Stated problem -
The data below should be restated word for word, with every picture omitted.

Supplied material -
--------------------

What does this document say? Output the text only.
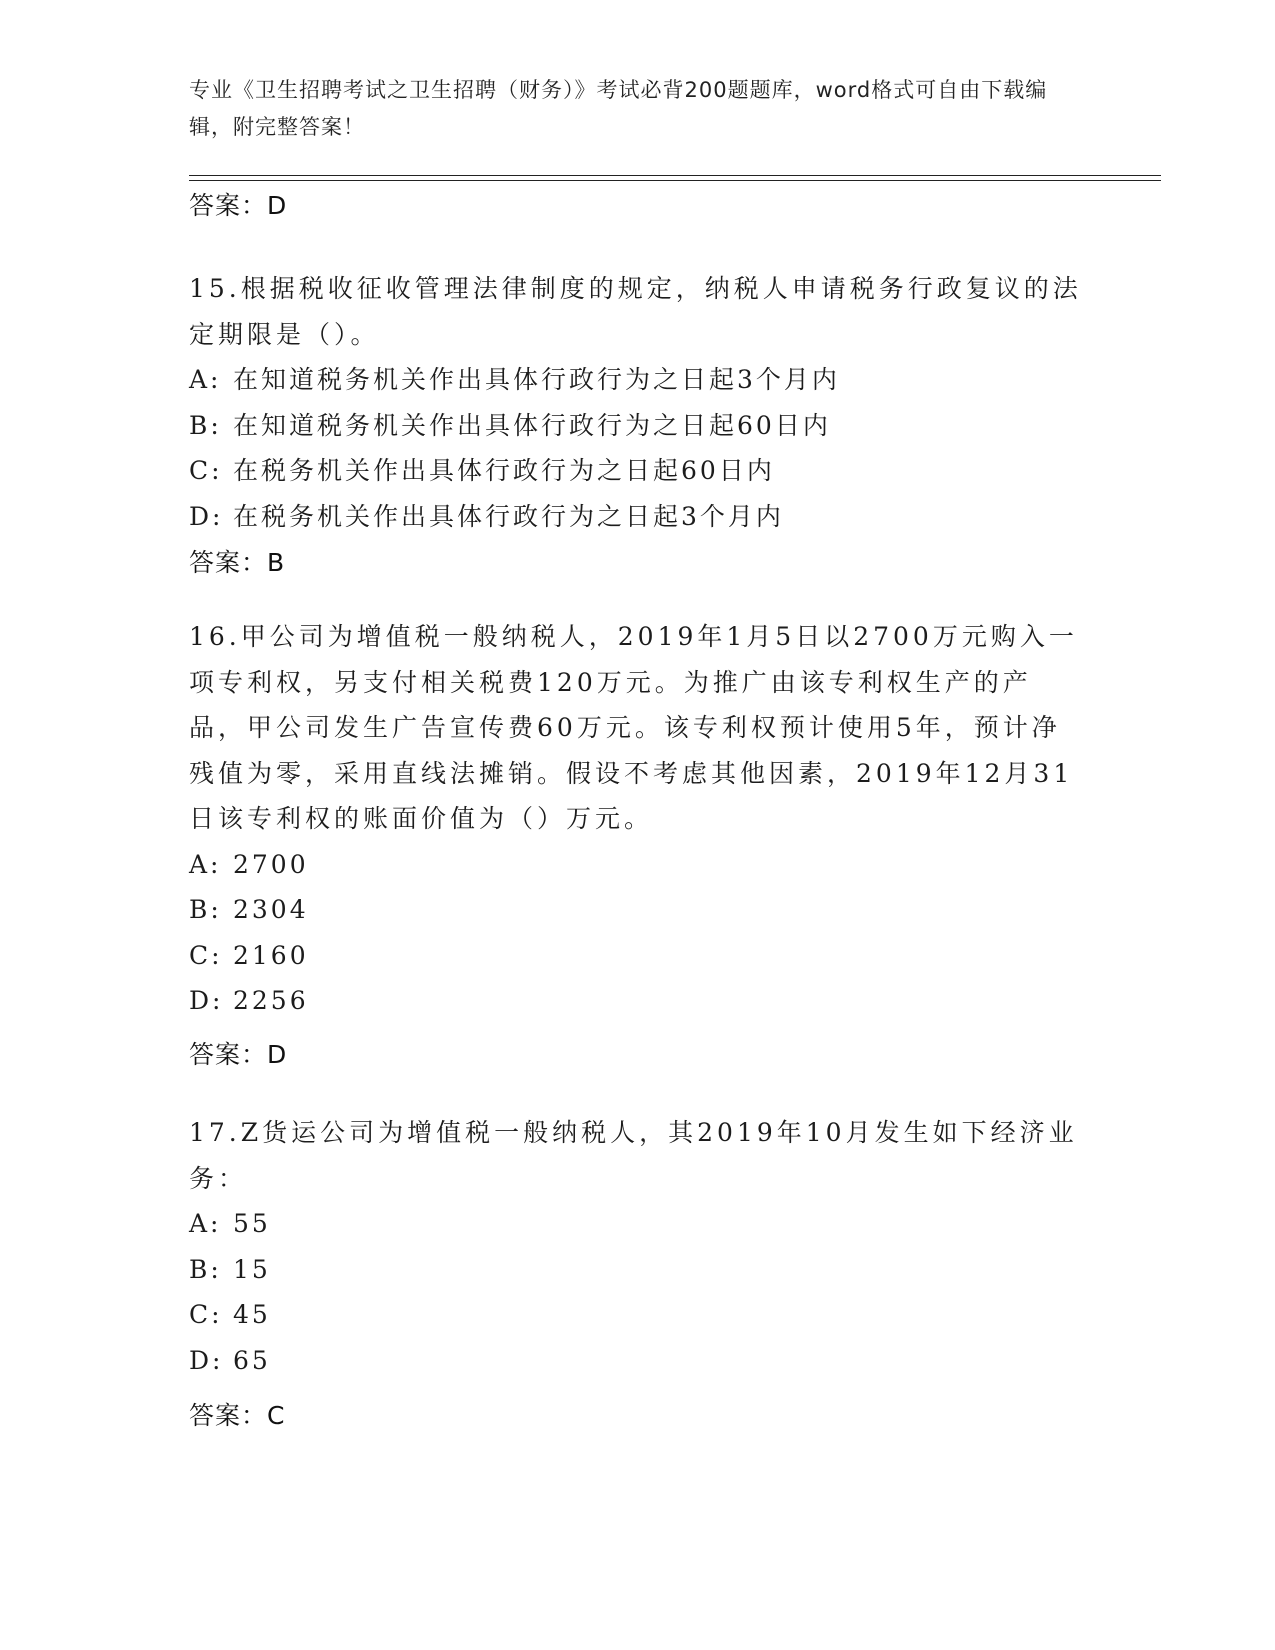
专业《卫生招聘考试之卫生招聘（财务）》考试必背200题题库，word格式可自由下载编辑，附完整答案！
答案：D

15.根据税收征收管理法律制度的规定，纳税人申请税务行政复议的法定期限是（）。

A: 在知道税务机关作出具体行政行为之日起3个月内
B: 在知道税务机关作出具体行政行为之日起60日内
C: 在税务机关作出具体行政行为之日起60日内
D: 在税务机关作出具体行政行为之日起3个月内
答案：B

16.甲公司为增值税一般纳税人，2019年1月5日以2700万元购入一项专利权，另支付相关税费120万元。为推广由该专利权生产的产品，甲公司发生广告宣传费60万元。该专利权预计使用5年，预计净残值为零，采用直线法摊销。假设不考虑其他因素，2019年12月31日该专利权的账面价值为（）万元。

A: 2700
B: 2304
C: 2160
D: 2256
答案：D

17.Z货运公司为增值税一般纳税人，其2019年10月发生如下经济业务：

A: 55
B: 15
C: 45
D: 65
答案：C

--------------------

The reply -
What does this document say? Output the text only.
专业《卫生招聘考试之卫生招聘（财务）》考试必背200题题库，word格式可自由下载编辑，附完整答案！
答案：D

15.根据税收征收管理法律制度的规定，纳税人申请税务行政复议的法定期限是（）。

A: 在知道税务机关作出具体行政行为之日起3个月内
B: 在知道税务机关作出具体行政行为之日起60日内
C: 在税务机关作出具体行政行为之日起60日内
D: 在税务机关作出具体行政行为之日起3个月内
答案：B

16.甲公司为增值税一般纳税人，2019年1月5日以2700万元购入一项专利权，另支付相关税费120万元。为推广由该专利权生产的产品，甲公司发生广告宣传费60万元。该专利权预计使用5年，预计净残值为零，采用直线法摊销。假设不考虑其他因素，2019年12月31日该专利权的账面价值为（）万元。

A: 2700
B: 2304
C: 2160
D: 2256
答案：D

17.Z货运公司为增值税一般纳税人，其2019年10月发生如下经济业务：

A: 55
B: 15
C: 45
D: 65
答案：C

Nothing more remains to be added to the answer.